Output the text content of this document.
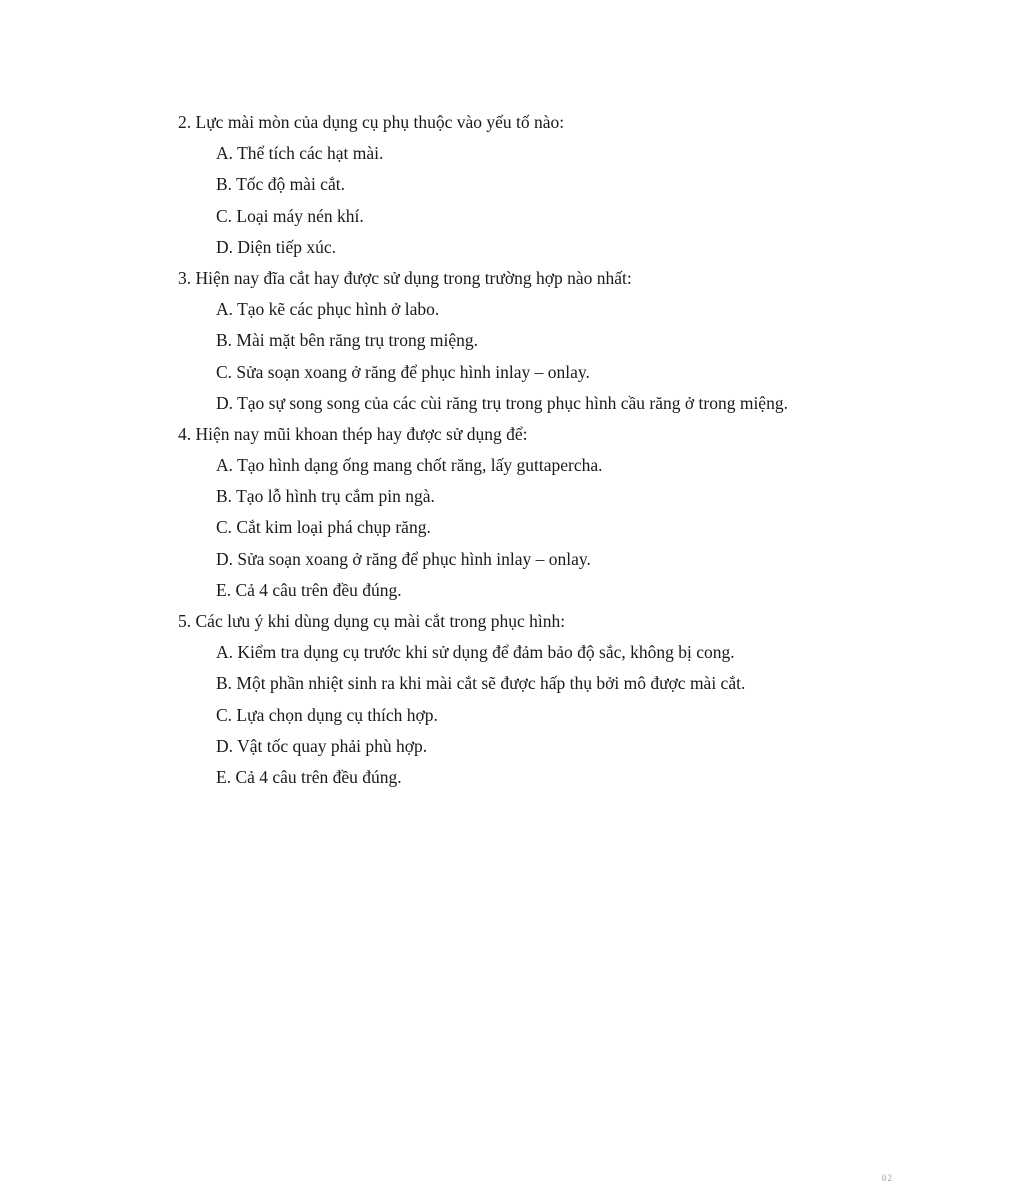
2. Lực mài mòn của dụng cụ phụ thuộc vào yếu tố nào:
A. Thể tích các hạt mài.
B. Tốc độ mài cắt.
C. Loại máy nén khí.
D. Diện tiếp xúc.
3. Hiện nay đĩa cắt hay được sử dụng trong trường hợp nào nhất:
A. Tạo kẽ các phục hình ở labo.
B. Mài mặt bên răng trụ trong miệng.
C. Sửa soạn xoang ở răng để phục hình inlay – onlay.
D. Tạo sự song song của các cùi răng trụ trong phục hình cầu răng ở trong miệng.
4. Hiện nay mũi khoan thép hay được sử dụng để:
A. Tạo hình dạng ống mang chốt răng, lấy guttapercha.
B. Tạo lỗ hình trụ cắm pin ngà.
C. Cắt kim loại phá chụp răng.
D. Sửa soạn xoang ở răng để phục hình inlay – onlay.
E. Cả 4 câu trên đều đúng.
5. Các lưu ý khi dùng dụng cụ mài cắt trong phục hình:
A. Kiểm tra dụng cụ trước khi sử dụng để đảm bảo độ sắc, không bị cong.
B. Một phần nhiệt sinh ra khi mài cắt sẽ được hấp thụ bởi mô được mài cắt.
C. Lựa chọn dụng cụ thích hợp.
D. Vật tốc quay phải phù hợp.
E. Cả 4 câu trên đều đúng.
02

-*-*-

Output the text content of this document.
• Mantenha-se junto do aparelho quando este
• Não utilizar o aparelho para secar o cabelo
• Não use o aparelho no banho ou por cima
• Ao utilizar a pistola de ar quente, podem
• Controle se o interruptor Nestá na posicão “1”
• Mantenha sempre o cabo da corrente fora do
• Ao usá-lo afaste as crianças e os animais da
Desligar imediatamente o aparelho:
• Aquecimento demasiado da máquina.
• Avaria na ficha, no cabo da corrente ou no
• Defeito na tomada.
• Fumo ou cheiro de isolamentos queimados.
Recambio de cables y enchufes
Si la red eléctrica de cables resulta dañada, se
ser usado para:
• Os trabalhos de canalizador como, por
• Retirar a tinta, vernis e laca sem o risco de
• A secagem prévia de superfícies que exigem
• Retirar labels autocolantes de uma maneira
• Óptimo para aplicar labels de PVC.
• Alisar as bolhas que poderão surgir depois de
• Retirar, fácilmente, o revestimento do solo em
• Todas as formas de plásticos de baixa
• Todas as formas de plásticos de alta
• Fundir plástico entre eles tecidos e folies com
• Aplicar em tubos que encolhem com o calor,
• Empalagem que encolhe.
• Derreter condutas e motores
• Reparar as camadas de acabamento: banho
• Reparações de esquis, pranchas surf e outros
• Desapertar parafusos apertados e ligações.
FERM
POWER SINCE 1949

-*-*-

◆ **Stated problem**: The word "hình" may turn up on some lines of these records; say how many, with no other words.

◆ **Full response**: 7